This is an archive of the discontinued LLVM Phabricator instance.

[llvm-profdata] Avoid keeping reference to every files
Needs ReviewPublic

Authored by paulsemel on Jun 21 2019, 2:05 PM.

Download Raw Diff

Details

Reviewers

bogner
danielcdh
xur
dnovillo
davidxl
wmi

Summary

This is definitely not the ideal solution to solve this problem.
But I think this is better than destroying my RAM.

Diff Detail

Repository: rL LLVM

Event Timeline

paulsemel created this revision.Jun 21 2019, 2:05 PM

Herald added a project: Restricted Project. · View Herald TranscriptJun 21 2019, 2:05 PM

Herald added a subscriber: llvm-commits. · View Herald Transcript

Adding reviewers who are familiar with SamplePGO.

Exercise task A:
Reproduce the portion of the llvm-profdata review page between "paulsemel created this" and "familiar with SamplePGO.", inclusive.
Exercise task B:
Answer these questions using the llvm-profdata review page:
(i) Who authored the revision?
(ii) Which repository does the diff detail name?
(iii) Which subscriber did Herald add?

(Stored data entries)
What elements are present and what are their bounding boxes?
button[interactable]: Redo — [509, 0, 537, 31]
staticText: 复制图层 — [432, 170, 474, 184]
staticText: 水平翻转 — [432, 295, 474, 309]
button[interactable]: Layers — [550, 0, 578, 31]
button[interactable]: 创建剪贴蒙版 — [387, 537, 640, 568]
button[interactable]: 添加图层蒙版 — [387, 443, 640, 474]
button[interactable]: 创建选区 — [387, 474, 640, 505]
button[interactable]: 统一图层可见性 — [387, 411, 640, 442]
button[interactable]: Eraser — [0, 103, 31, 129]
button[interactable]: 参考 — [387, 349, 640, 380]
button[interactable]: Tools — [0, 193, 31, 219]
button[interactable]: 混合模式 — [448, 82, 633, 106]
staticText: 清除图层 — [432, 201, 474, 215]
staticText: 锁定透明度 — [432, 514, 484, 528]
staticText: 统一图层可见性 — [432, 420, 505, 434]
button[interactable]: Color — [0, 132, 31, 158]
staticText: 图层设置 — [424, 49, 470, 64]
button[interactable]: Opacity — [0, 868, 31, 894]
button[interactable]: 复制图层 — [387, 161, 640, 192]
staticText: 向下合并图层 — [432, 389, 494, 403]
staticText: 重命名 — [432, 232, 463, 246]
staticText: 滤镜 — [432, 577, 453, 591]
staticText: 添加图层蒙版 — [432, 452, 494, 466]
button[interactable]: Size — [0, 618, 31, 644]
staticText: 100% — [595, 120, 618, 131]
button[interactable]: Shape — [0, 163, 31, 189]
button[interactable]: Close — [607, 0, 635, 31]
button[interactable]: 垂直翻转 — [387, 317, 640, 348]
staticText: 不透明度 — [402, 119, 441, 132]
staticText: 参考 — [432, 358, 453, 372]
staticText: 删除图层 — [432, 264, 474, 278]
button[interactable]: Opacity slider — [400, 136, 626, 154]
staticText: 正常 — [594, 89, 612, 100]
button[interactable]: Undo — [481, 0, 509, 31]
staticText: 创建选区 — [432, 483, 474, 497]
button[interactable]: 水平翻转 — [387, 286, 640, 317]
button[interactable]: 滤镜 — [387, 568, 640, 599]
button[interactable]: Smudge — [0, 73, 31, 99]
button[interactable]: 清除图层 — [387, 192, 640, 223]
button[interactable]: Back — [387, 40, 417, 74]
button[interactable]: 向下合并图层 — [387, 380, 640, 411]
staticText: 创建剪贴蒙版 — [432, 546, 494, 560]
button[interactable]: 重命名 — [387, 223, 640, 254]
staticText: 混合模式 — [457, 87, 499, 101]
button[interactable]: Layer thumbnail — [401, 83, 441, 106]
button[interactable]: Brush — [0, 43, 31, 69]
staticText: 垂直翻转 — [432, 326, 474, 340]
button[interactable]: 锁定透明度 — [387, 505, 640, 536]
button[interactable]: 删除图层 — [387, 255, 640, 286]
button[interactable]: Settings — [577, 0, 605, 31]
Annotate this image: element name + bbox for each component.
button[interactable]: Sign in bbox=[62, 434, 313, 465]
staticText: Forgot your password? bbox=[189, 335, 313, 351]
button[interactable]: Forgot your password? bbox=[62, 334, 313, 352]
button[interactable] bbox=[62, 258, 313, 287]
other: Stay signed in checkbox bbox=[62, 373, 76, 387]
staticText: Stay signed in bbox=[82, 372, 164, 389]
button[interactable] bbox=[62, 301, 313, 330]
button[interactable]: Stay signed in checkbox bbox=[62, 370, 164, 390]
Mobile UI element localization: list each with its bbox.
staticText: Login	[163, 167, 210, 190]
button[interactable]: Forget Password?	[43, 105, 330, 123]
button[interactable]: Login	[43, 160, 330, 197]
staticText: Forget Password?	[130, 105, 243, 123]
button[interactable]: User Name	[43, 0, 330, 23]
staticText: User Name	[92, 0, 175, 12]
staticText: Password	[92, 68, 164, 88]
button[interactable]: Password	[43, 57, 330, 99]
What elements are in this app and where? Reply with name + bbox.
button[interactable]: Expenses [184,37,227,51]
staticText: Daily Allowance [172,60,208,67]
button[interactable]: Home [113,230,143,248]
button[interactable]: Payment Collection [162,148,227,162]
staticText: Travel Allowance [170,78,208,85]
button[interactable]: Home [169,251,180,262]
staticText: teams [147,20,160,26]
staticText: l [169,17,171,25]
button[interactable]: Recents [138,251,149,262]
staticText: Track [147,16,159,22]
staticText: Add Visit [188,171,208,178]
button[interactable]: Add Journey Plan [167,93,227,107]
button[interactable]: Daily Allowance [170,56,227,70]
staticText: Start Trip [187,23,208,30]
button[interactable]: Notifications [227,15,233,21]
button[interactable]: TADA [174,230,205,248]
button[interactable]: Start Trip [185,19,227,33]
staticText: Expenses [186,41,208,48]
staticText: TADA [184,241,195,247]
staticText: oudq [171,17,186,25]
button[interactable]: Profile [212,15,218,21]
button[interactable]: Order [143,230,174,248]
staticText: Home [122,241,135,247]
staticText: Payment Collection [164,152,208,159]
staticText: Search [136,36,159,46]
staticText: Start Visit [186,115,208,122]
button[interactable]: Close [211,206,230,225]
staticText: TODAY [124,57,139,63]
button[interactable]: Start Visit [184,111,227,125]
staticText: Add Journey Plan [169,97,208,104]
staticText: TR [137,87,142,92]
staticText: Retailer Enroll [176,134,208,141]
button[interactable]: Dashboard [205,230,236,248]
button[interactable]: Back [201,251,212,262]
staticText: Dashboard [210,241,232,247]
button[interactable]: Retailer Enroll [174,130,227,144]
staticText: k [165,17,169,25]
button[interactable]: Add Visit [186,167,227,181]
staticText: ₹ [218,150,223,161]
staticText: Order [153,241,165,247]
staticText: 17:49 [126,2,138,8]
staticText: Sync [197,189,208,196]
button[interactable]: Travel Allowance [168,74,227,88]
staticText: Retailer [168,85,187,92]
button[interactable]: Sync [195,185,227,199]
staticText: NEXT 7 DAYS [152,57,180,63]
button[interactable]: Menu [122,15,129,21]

Exercise answer A:
paulsemel created this revision.Jun 21 2019, 2:05 PM

Herald added a project: Restricted Project. · View Herald TranscriptJun 21 2019, 2:05 PM

Herald added a subscriber: llvm-commits. · View Herald Transcript

Adding reviewers who are familiar with SamplePGO.

Exercise answer B:
(i) paulsemel
(ii) rL LLVM
(iii) llvm-commits